Records supplied:
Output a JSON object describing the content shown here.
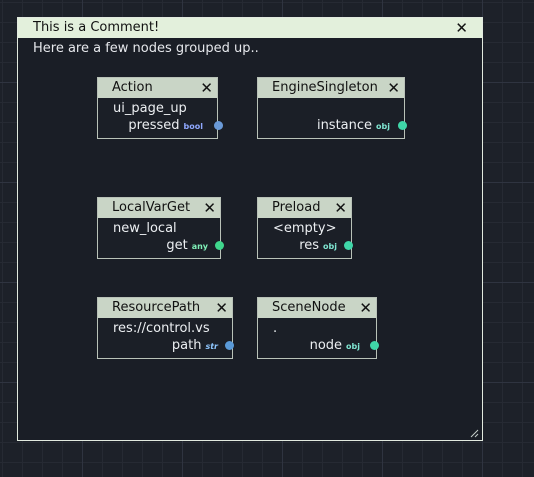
{
  "comment": {
    "title": "This is a Comment!",
    "close": "✕",
    "text": "Here are a few nodes grouped up.."
  },
  "nodes": [
    {
      "title": "Action",
      "close": "✕",
      "input": "ui_page_up",
      "output": "pressed",
      "type": "bool"
    },
    {
      "title": "EngineSingleton",
      "close": "✕",
      "output": "instance",
      "type": "obj"
    },
    {
      "title": "LocalVarGet",
      "close": "✕",
      "input": "new_local",
      "output": "get",
      "type": "any"
    },
    {
      "title": "Preload",
      "close": "✕",
      "input": "<empty>",
      "output": "res",
      "type": "obj"
    },
    {
      "title": "ResourcePath",
      "close": "✕",
      "input": "res://control.vs",
      "output": "path",
      "type": "str"
    },
    {
      "title": "SceneNode",
      "close": "✕",
      "input": ".",
      "output": "node",
      "type": "obj"
    }
  ],
  "colors": {
    "port_bool": "#6a9ad8",
    "port_obj": "#3fd6a8",
    "port_any": "#3fd68c",
    "port_str": "#5a9ad8"
  }
}
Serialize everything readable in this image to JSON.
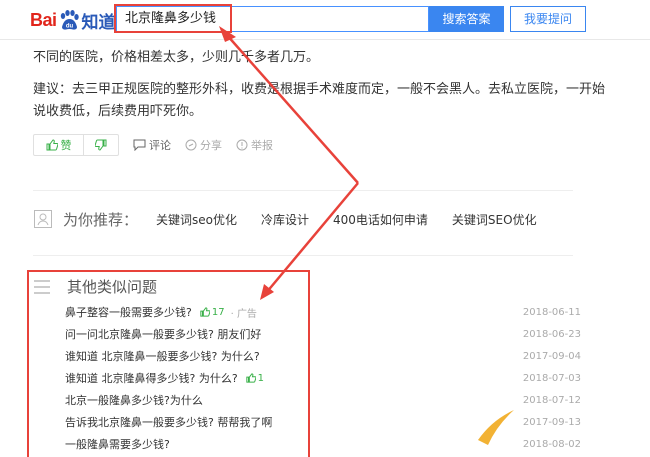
{
  "header": {
    "logo": {
      "part1": "Bai",
      "part2": "知道"
    },
    "search": {
      "value": "北京隆鼻多少钱"
    },
    "search_button": "搜索答案",
    "ask_button": "我要提问"
  },
  "answer": {
    "lines": [
      "不同的医院，价格相差太多，少则几千多者几万。",
      "建议：去三甲正规医院的整形外科，收费是根据手术难度而定，一般不会黑人。去私立医院，一开始",
      "说收费低，后续费用吓死你。"
    ],
    "actions": {
      "like": "赞",
      "comment": "评论",
      "share": "分享",
      "report": "举报"
    }
  },
  "recommend": {
    "title": "为你推荐：",
    "links": [
      "关键词seo优化",
      "冷库设计",
      "400电话如何申请",
      "关键词SEO优化"
    ]
  },
  "similar": {
    "title": "其他类似问题",
    "questions": [
      {
        "text": "鼻子整容一般需要多少钱?",
        "likes": "17",
        "ad": "广告",
        "date": "2018-06-11"
      },
      {
        "text": "问一问北京隆鼻一般要多少钱? 朋友们好",
        "date": "2018-06-23"
      },
      {
        "text": "谁知道 北京隆鼻一般要多少钱? 为什么?",
        "date": "2017-09-04"
      },
      {
        "text": "谁知道 北京隆鼻得多少钱? 为什么?",
        "likes": "1",
        "date": "2018-07-03"
      },
      {
        "text": "北京一般隆鼻多少钱?为什么",
        "date": "2018-07-12"
      },
      {
        "text": "告诉我北京隆鼻一般要多少钱? 帮帮我了啊",
        "date": "2017-09-13"
      },
      {
        "text": "一般隆鼻需要多少钱?",
        "date": "2018-08-02"
      }
    ]
  },
  "colors": {
    "accent": "#3a86f0",
    "annotation": "#e8423a",
    "like_green": "#38b048"
  }
}
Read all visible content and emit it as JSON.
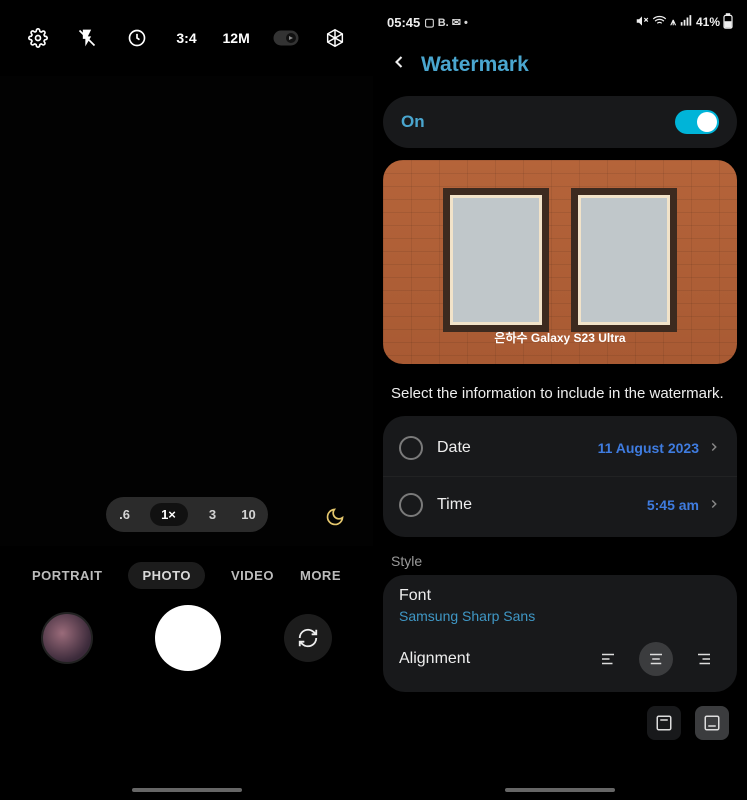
{
  "camera": {
    "toolbar": {
      "ratio": "3:4",
      "resolution": "12M"
    },
    "zoom": [
      ".6",
      "1×",
      "3",
      "10"
    ],
    "zoom_active": "1×",
    "modes": [
      "PORTRAIT",
      "PHOTO",
      "VIDEO",
      "MORE"
    ],
    "mode_active": "PHOTO"
  },
  "status": {
    "time": "05:45",
    "indicators_left": "▢ B. ✉ •",
    "battery": "41%"
  },
  "watermark": {
    "title": "Watermark",
    "toggle_label": "On",
    "toggle_state": true,
    "preview_text": "은하수 Galaxy S23 Ultra",
    "description": "Select the information to include in the watermark.",
    "items": [
      {
        "label": "Date",
        "value": "11 August 2023"
      },
      {
        "label": "Time",
        "value": "5:45 am"
      }
    ],
    "style_heading": "Style",
    "font_label": "Font",
    "font_value": "Samsung Sharp Sans",
    "alignment_label": "Alignment"
  }
}
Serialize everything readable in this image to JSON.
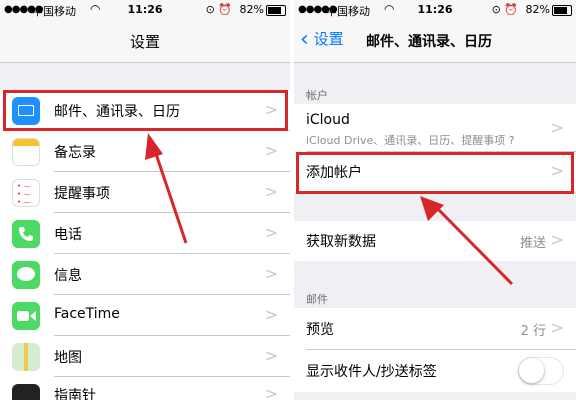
{
  "status_left": {
    "signal": "●●●●●",
    "carrier": "中国移动",
    "time": "11:26",
    "battery": "82%"
  },
  "status_right": {
    "signal": "●●●●●",
    "carrier": "中国移动",
    "time": "11:26",
    "battery": "82%"
  },
  "settings": {
    "title": "设置",
    "items": [
      {
        "label": "邮件、通讯录、日历",
        "icon": "mail-icon"
      },
      {
        "label": "备忘录",
        "icon": "notes-icon"
      },
      {
        "label": "提醒事项",
        "icon": "reminders-icon"
      },
      {
        "label": "电话",
        "icon": "phone-icon"
      },
      {
        "label": "信息",
        "icon": "messages-icon"
      },
      {
        "label": "FaceTime",
        "icon": "facetime-icon"
      },
      {
        "label": "地图",
        "icon": "maps-icon"
      },
      {
        "label": "指南针",
        "icon": "compass-icon"
      }
    ]
  },
  "mail": {
    "back_label": "设置",
    "title": "邮件、通讯录、日历",
    "accounts_header": "帐户",
    "icloud_label": "iCloud",
    "icloud_sub": "iCloud Drive、通讯录、日历、提醒事项 ?",
    "add_account": "添加帐户",
    "fetch_label": "获取新数据",
    "fetch_value": "推送",
    "mail_header": "邮件",
    "preview_label": "预览",
    "preview_value": "2 行",
    "show_tocc_label": "显示收件人/抄送标签",
    "show_tocc_on": false
  },
  "colors": {
    "highlight": "#d9262b",
    "ios_blue": "#007aff",
    "background": "#efeff4"
  }
}
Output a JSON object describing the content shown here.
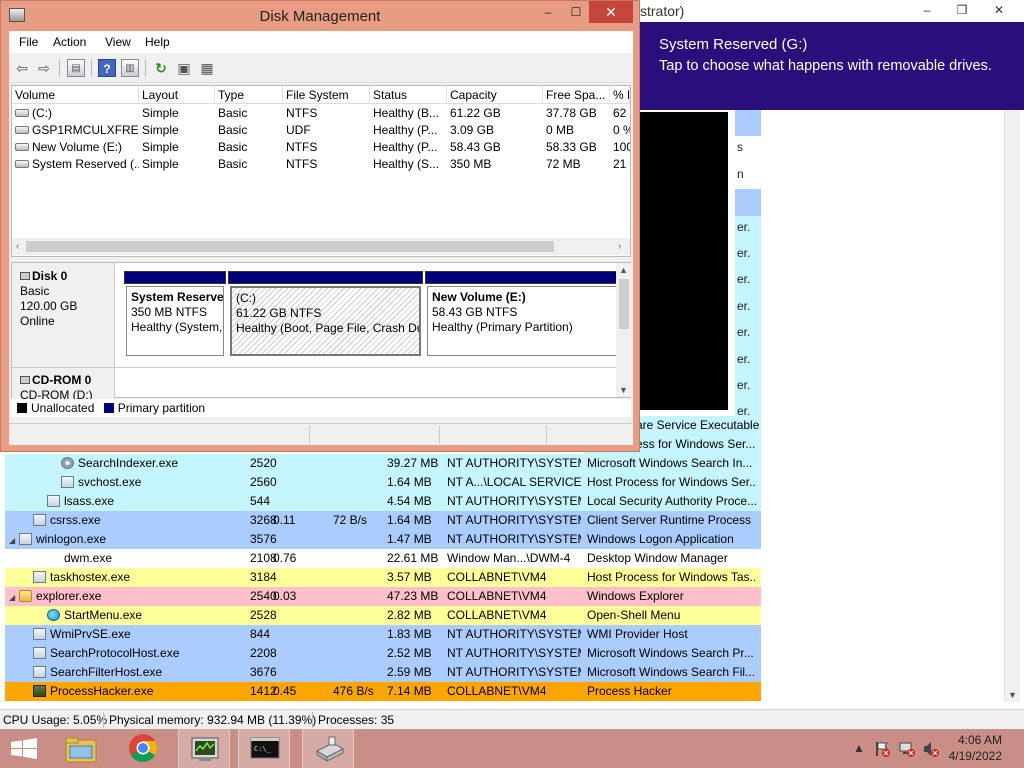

Written request: Reproduce all of the entries word for word, skipping any pictures they hold.

Worked solution:
Output a JSON object describing the content shown here.
{
  "comment": {
    "title": "This is a Comment!",
    "close": "✕",
    "text": "Here are a few nodes grouped up.."
  },
  "nodes": [
    {
      "title": "Action",
      "close": "✕",
      "input": "ui_page_up",
      "output": "pressed",
      "type": "bool"
    },
    {
      "title": "EngineSingleton",
      "close": "✕",
      "output": "instance",
      "type": "obj"
    },
    {
      "title": "LocalVarGet",
      "close": "✕",
      "input": "new_local",
      "output": "get",
      "type": "any"
    },
    {
      "title": "Preload",
      "close": "✕",
      "input": "<empty>",
      "output": "res",
      "type": "obj"
    },
    {
      "title": "ResourcePath",
      "close": "✕",
      "input": "res://control.vs",
      "output": "path",
      "type": "str"
    },
    {
      "title": "SceneNode",
      "close": "✕",
      "input": ".",
      "output": "node",
      "type": "obj"
    }
  ],
  "colors": {
    "port_bool": "#6a9ad8",
    "port_obj": "#3fd6a8",
    "port_any": "#3fd68c",
    "port_str": "#5a9ad8"
  }
}
Serialize everything readable in this image to JSON.
{
  "header": {
    "logo": {
      "part1": "Bai",
      "part2": "知道"
    },
    "search": {
      "value": "北京隆鼻多少钱"
    },
    "search_button": "搜索答案",
    "ask_button": "我要提问"
  },
  "answer": {
    "lines": [
      "不同的医院，价格相差太多，少则几千多者几万。",
      "建议：去三甲正规医院的整形外科，收费是根据手术难度而定，一般不会黑人。去私立医院，一开始",
      "说收费低，后续费用吓死你。"
    ],
    "actions": {
      "like": "赞",
      "comment": "评论",
      "share": "分享",
      "report": "举报"
    }
  },
  "recommend": {
    "title": "为你推荐：",
    "links": [
      "关键词seo优化",
      "冷库设计",
      "400电话如何申请",
      "关键词SEO优化"
    ]
  },
  "similar": {
    "title": "其他类似问题",
    "questions": [
      {
        "text": "鼻子整容一般需要多少钱?",
        "likes": "17",
        "ad": "广告",
        "date": "2018-06-11"
      },
      {
        "text": "问一问北京隆鼻一般要多少钱? 朋友们好",
        "date": "2018-06-23"
      },
      {
        "text": "谁知道 北京隆鼻一般要多少钱? 为什么?",
        "date": "2017-09-04"
      },
      {
        "text": "谁知道 北京隆鼻得多少钱? 为什么?",
        "likes": "1",
        "date": "2018-07-03"
      },
      {
        "text": "北京一般隆鼻多少钱?为什么",
        "date": "2018-07-12"
      },
      {
        "text": "告诉我北京隆鼻一般要多少钱? 帮帮我了啊",
        "date": "2017-09-13"
      },
      {
        "text": "一般隆鼻需要多少钱?",
        "date": "2018-08-02"
      }
    ]
  },
  "colors": {
    "accent": "#3a86f0",
    "annotation": "#e8423a",
    "like_green": "#38b048"
  }
}
Read all visible content and emit it as JSON.
{
  "camera": {
    "toolbar": {
      "ratio": "3:4",
      "resolution": "12M"
    },
    "zoom": [
      ".6",
      "1×",
      "3",
      "10"
    ],
    "zoom_active": "1×",
    "modes": [
      "PORTRAIT",
      "PHOTO",
      "VIDEO",
      "MORE"
    ],
    "mode_active": "PHOTO"
  },
  "status": {
    "time": "05:45",
    "indicators_left": "▢ B. ✉ •",
    "battery": "41%"
  },
  "watermark": {
    "title": "Watermark",
    "toggle_label": "On",
    "toggle_state": true,
    "preview_text": "은하수 Galaxy S23 Ultra",
    "description": "Select the information to include in the watermark.",
    "items": [
      {
        "label": "Date",
        "value": "11 August 2023"
      },
      {
        "label": "Time",
        "value": "5:45 am"
      }
    ],
    "style_heading": "Style",
    "font_label": "Font",
    "font_value": "Samsung Sharp Sans",
    "alignment_label": "Alignment"
  }
}
Serialize everything readable in this image to JSON.
{
  "status_left": {
    "signal": "●●●●●",
    "carrier": "中国移动",
    "time": "11:26",
    "battery": "82%"
  },
  "status_right": {
    "signal": "●●●●●",
    "carrier": "中国移动",
    "time": "11:26",
    "battery": "82%"
  },
  "settings": {
    "title": "设置",
    "items": [
      {
        "label": "邮件、通讯录、日历",
        "icon": "mail-icon"
      },
      {
        "label": "备忘录",
        "icon": "notes-icon"
      },
      {
        "label": "提醒事项",
        "icon": "reminders-icon"
      },
      {
        "label": "电话",
        "icon": "phone-icon"
      },
      {
        "label": "信息",
        "icon": "messages-icon"
      },
      {
        "label": "FaceTime",
        "icon": "facetime-icon"
      },
      {
        "label": "地图",
        "icon": "maps-icon"
      },
      {
        "label": "指南针",
        "icon": "compass-icon"
      }
    ]
  },
  "mail": {
    "back_label": "设置",
    "title": "邮件、通讯录、日历",
    "accounts_header": "帐户",
    "icloud_label": "iCloud",
    "icloud_sub": "iCloud Drive、通讯录、日历、提醒事项 ?",
    "add_account": "添加帐户",
    "fetch_label": "获取新数据",
    "fetch_value": "推送",
    "mail_header": "邮件",
    "preview_label": "预览",
    "preview_value": "2 行",
    "show_tocc_label": "显示收件人/抄送标签",
    "show_tocc_on": false
  },
  "colors": {
    "highlight": "#d9262b",
    "ios_blue": "#007aff",
    "background": "#efeff4"
  }
}
Output a JSON object describing the content shown here.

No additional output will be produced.